[AIM OF THE TASK]
Output all of the data exactly, keeping any images out of the copy.

[Source data]
#####
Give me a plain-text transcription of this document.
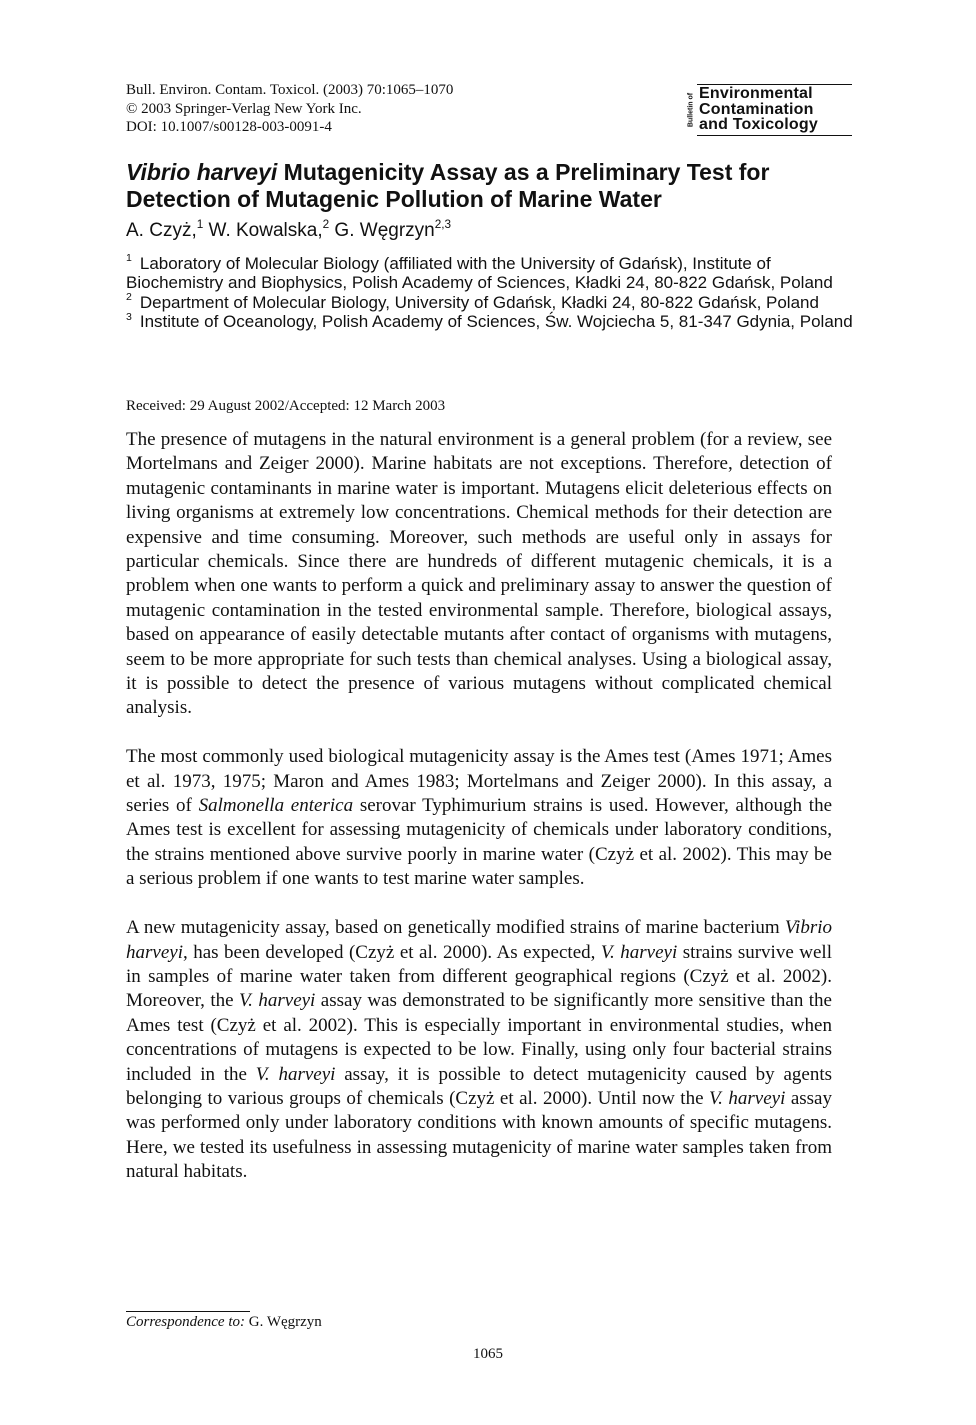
Bull. Environ. Contam. Toxicol. (2003) 70:1065–1070
© 2003 Springer-Verlag New York Inc.
DOI: 10.1007/s00128-003-0091-4	Bulletin of Environmental
Contamination
and Toxicology
Vibrio harveyi Mutagenicity Assay as a Preliminary Test for Detection of Mutagenic Pollution of Marine Water
A. Czyż,$^1$ W. Kowalska,$^2$ G. Węgrzyn$^{2,3}$

$^1$ Laboratory of Molecular Biology (affiliated with the University of Gdańsk), Institute of Biochemistry and Biophysics, Polish Academy of Sciences, Kładki 24, 80-822 Gdańsk, Poland

$^2$ Department of Molecular Biology, University of Gdańsk, Kładki 24, 80-822 Gdańsk, Poland

$^3$ Institute of Oceanology, Polish Academy of Sciences, Św. Wojciecha 5, 81-347 Gdynia, Poland

Received: 29 August 2002/Accepted: 12 March 2003

The presence of mutagens in the natural environment is a general problem (for a review, see Mortelmans and Zeiger 2000). Marine habitats are not exceptions. Therefore, detection of mutagenic contaminants in marine water is important. Mutagens elicit deleterious effects on living organisms at extremely low concentrations. Chemical methods for their detection are expensive and time consuming. Moreover, such methods are useful only in assays for particular chemicals. Since there are hundreds of different mutagenic chemicals, it is a problem when one wants to perform a quick and preliminary assay to answer the question of mutagenic contamination in the tested environmental sample. Therefore, biological assays, based on appearance of easily detectable mutants after contact of organisms with mutagens, seem to be more appropriate for such tests than chemical analyses. Using a biological assay, it is possible to detect the presence of various mutagens without complicated chemical analysis.

The most commonly used biological mutagenicity assay is the Ames test (Ames 1971; Ames et al. 1973, 1975; Maron and Ames 1983; Mortelmans and Zeiger 2000). In this assay, a series of Salmonella enterica serovar Typhimurium strains is used. However, although the Ames test is excellent for assessing mutagenicity of chemicals under laboratory conditions, the strains mentioned above survive poorly in marine water (Czyż et al. 2002). This may be a serious problem if one wants to test marine water samples.

A new mutagenicity assay, based on genetically modified strains of marine bacterium Vibrio harveyi, has been developed (Czyż et al. 2000). As expected, V. harveyi strains survive well in samples of marine water taken from different geographical regions (Czyż et al. 2002). Moreover, the V. harveyi assay was demonstrated to be significantly more sensitive than the Ames test (Czyż et al. 2002). This is especially important in environmental studies, when concentrations of mutagens is expected to be low. Finally, using only four bacterial strains included in the V. harveyi assay, it is possible to detect mutagenicity caused by agents belonging to various groups of chemicals (Czyż et al. 2000). Until now the V. harveyi assay was performed only under laboratory conditions with known amounts of specific mutagens. Here, we tested its usefulness in assessing mutagenicity of marine water samples taken from natural habitats.

Correspondence to: G. Węgrzyn
1065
#####
[EXPECTED ANSWER]
Give me a plain-text transcription of this document.
Bull. Environ. Contam. Toxicol. (2003) 70:1065–1070
© 2003 Springer-Verlag New York Inc.
DOI: 10.1007/s00128-003-0091-4	Bulletin of Environmental
Contamination
and Toxicology
Vibrio harveyi Mutagenicity Assay as a Preliminary Test for Detection of Mutagenic Pollution of Marine Water
A. Czyż,$^1$ W. Kowalska,$^2$ G. Węgrzyn$^{2,3}$

$^1$ Laboratory of Molecular Biology (affiliated with the University of Gdańsk), Institute of Biochemistry and Biophysics, Polish Academy of Sciences, Kładki 24, 80-822 Gdańsk, Poland

$^2$ Department of Molecular Biology, University of Gdańsk, Kładki 24, 80-822 Gdańsk, Poland

$^3$ Institute of Oceanology, Polish Academy of Sciences, Św. Wojciecha 5, 81-347 Gdynia, Poland

Received: 29 August 2002/Accepted: 12 March 2003

The presence of mutagens in the natural environment is a general problem (for a review, see Mortelmans and Zeiger 2000). Marine habitats are not exceptions. Therefore, detection of mutagenic contaminants in marine water is important. Mutagens elicit deleterious effects on living organisms at extremely low concentrations. Chemical methods for their detection are expensive and time consuming. Moreover, such methods are useful only in assays for particular chemicals. Since there are hundreds of different mutagenic chemicals, it is a problem when one wants to perform a quick and preliminary assay to answer the question of mutagenic contamination in the tested environmental sample. Therefore, biological assays, based on appearance of easily detectable mutants after contact of organisms with mutagens, seem to be more appropriate for such tests than chemical analyses. Using a biological assay, it is possible to detect the presence of various mutagens without complicated chemical analysis.

The most commonly used biological mutagenicity assay is the Ames test (Ames 1971; Ames et al. 1973, 1975; Maron and Ames 1983; Mortelmans and Zeiger 2000). In this assay, a series of Salmonella enterica serovar Typhimurium strains is used. However, although the Ames test is excellent for assessing mutagenicity of chemicals under laboratory conditions, the strains mentioned above survive poorly in marine water (Czyż et al. 2002). This may be a serious problem if one wants to test marine water samples.

A new mutagenicity assay, based on genetically modified strains of marine bacterium Vibrio harveyi, has been developed (Czyż et al. 2000). As expected, V. harveyi strains survive well in samples of marine water taken from different geographical regions (Czyż et al. 2002). Moreover, the V. harveyi assay was demonstrated to be significantly more sensitive than the Ames test (Czyż et al. 2002). This is especially important in environmental studies, when concentrations of mutagens is expected to be low. Finally, using only four bacterial strains included in the V. harveyi assay, it is possible to detect mutagenicity caused by agents belonging to various groups of chemicals (Czyż et al. 2000). Until now the V. harveyi assay was performed only under laboratory conditions with known amounts of specific mutagens. Here, we tested its usefulness in assessing mutagenicity of marine water samples taken from natural habitats.

Correspondence to: G. Węgrzyn
1065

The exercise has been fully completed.